> _To be done_
Could you copy every line from the material below in which "available" appears?

* Start Supplied records *

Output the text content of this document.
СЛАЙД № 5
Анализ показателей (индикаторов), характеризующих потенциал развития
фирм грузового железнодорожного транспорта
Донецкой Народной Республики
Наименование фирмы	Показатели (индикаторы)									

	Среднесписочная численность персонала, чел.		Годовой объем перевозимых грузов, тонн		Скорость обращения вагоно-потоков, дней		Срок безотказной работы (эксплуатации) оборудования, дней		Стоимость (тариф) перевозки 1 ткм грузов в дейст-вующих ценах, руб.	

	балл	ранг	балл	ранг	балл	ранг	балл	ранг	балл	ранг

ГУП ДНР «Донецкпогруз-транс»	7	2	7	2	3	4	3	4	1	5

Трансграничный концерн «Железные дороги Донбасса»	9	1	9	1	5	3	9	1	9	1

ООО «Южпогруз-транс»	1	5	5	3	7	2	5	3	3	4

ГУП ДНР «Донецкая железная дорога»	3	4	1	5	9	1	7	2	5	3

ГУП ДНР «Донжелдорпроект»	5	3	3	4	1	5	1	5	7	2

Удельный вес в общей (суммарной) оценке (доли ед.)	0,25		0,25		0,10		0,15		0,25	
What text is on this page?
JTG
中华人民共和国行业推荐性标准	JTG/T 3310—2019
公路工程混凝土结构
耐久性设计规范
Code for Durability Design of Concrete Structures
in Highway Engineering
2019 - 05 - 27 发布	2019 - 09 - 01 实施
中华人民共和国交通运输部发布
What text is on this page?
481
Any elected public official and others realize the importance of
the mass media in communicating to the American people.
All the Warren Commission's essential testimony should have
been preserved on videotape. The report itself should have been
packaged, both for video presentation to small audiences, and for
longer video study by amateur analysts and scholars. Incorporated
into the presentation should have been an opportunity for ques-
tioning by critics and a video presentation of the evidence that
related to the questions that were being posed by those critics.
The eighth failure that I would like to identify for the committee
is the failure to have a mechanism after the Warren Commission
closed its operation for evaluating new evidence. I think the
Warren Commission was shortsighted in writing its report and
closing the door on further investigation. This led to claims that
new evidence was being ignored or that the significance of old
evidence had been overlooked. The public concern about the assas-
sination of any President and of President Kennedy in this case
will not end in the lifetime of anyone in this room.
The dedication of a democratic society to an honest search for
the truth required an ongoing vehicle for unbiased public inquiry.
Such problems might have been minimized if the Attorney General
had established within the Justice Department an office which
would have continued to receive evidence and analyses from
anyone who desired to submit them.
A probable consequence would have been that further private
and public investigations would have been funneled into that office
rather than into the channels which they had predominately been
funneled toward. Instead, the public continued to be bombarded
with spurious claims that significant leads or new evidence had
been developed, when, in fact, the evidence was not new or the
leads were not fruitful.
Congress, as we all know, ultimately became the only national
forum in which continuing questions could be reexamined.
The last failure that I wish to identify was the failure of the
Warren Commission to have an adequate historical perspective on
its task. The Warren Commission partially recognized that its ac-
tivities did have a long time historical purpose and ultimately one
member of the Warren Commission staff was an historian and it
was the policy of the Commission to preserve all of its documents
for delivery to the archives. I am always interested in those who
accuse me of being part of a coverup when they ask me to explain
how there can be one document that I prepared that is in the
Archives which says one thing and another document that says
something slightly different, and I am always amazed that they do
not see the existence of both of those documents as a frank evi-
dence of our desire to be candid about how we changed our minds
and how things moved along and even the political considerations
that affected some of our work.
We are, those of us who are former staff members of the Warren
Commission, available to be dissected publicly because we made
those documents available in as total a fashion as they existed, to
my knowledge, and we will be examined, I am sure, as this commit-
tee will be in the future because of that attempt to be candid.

* End Supplied records *

> _Full answer_
Commission, available to be dissected publicly because we made
those documents available in as total a fashion as they existed, to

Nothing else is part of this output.